**Brief**: Copy out everything from the first of the rows below down to the line that contains "451, 1018, 467]", with both ends included, unchanged.

**Data section**:

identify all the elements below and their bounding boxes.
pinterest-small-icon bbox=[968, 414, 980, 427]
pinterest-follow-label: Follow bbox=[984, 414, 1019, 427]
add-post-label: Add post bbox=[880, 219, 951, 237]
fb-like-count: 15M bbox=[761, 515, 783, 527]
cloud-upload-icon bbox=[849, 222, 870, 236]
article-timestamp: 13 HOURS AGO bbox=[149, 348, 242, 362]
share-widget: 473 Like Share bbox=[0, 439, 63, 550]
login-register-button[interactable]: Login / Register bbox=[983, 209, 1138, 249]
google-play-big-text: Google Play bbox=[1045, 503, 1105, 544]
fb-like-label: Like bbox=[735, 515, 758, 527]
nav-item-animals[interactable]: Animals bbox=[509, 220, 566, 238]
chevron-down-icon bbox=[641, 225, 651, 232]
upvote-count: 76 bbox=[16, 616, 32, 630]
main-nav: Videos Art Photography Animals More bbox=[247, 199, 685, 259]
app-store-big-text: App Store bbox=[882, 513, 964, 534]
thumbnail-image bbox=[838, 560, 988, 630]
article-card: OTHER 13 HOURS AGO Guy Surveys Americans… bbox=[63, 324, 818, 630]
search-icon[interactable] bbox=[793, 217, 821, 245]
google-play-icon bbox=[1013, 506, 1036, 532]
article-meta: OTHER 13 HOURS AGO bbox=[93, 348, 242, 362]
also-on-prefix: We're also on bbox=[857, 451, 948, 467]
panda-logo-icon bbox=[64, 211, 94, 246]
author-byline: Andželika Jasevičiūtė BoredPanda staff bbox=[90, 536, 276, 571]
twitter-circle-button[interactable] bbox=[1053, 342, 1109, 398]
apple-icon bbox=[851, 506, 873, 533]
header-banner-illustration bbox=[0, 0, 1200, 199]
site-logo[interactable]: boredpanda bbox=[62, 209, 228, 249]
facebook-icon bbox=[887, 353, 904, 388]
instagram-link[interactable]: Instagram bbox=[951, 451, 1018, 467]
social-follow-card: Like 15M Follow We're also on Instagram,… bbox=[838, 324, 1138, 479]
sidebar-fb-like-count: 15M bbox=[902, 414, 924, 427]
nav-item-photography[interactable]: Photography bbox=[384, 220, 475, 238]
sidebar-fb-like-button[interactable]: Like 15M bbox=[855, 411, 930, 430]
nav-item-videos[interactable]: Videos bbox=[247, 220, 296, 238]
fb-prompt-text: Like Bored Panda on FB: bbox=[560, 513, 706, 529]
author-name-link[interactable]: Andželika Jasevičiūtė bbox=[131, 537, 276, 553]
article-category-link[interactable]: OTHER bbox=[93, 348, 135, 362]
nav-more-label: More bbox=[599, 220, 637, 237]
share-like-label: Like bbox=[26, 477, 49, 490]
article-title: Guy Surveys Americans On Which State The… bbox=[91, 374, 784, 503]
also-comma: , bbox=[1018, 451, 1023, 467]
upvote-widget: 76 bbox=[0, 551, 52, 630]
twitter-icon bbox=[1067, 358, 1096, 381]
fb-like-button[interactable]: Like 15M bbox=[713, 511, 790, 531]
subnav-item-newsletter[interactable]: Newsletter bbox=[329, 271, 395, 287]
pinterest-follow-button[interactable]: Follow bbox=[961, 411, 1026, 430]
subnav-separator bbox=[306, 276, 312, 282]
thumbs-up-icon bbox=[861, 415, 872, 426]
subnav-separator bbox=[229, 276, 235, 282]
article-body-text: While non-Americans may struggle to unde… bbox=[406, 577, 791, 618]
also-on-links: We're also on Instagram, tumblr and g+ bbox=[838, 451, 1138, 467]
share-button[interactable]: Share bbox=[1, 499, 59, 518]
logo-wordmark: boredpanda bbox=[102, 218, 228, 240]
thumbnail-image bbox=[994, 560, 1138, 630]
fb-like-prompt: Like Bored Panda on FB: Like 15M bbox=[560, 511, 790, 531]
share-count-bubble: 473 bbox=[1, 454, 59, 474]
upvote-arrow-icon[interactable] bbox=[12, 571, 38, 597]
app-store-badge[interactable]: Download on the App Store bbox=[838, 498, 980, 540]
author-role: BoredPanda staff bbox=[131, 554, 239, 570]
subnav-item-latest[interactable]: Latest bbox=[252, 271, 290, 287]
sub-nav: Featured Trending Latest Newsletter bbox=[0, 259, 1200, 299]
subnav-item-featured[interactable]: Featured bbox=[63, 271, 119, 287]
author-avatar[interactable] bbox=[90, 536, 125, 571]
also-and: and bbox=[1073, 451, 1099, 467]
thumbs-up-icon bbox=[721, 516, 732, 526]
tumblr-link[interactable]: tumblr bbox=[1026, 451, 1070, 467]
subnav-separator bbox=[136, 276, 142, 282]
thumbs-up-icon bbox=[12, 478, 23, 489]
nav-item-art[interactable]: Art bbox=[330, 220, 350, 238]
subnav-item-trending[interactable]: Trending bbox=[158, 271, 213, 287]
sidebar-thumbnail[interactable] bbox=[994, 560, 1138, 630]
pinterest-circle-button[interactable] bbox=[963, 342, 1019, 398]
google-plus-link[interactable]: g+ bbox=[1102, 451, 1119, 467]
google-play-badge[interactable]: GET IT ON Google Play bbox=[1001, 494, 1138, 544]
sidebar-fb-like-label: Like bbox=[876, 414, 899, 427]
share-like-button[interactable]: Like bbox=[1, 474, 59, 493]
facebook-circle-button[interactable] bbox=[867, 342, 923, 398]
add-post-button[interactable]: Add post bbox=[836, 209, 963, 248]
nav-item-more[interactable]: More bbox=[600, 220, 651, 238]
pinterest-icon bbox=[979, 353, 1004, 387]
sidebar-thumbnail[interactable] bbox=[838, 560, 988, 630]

**Exercise result**:
identify all the elements below and their bounding boxes.
pinterest-small-icon bbox=[968, 414, 980, 427]
pinterest-follow-label: Follow bbox=[984, 414, 1019, 427]
add-post-label: Add post bbox=[880, 219, 951, 237]
fb-like-count: 15M bbox=[761, 515, 783, 527]
cloud-upload-icon bbox=[849, 222, 870, 236]
article-timestamp: 13 HOURS AGO bbox=[149, 348, 242, 362]
share-widget: 473 Like Share bbox=[0, 439, 63, 550]
login-register-button[interactable]: Login / Register bbox=[983, 209, 1138, 249]
google-play-big-text: Google Play bbox=[1045, 503, 1105, 544]
fb-like-label: Like bbox=[735, 515, 758, 527]
nav-item-animals[interactable]: Animals bbox=[509, 220, 566, 238]
chevron-down-icon bbox=[641, 225, 651, 232]
upvote-count: 76 bbox=[16, 616, 32, 630]
main-nav: Videos Art Photography Animals More bbox=[247, 199, 685, 259]
app-store-big-text: App Store bbox=[882, 513, 964, 534]
thumbnail-image bbox=[838, 560, 988, 630]
article-card: OTHER 13 HOURS AGO Guy Surveys Americans… bbox=[63, 324, 818, 630]
search-icon[interactable] bbox=[793, 217, 821, 245]
google-play-icon bbox=[1013, 506, 1036, 532]
article-meta: OTHER 13 HOURS AGO bbox=[93, 348, 242, 362]
also-on-prefix: We're also on bbox=[857, 451, 948, 467]
panda-logo-icon bbox=[64, 211, 94, 246]
author-byline: Andželika Jasevičiūtė BoredPanda staff bbox=[90, 536, 276, 571]
twitter-circle-button[interactable] bbox=[1053, 342, 1109, 398]
apple-icon bbox=[851, 506, 873, 533]
header-banner-illustration bbox=[0, 0, 1200, 199]
site-logo[interactable]: boredpanda bbox=[62, 209, 228, 249]
facebook-icon bbox=[887, 353, 904, 388]
instagram-link[interactable]: Instagram bbox=[951, 451, 1018, 467]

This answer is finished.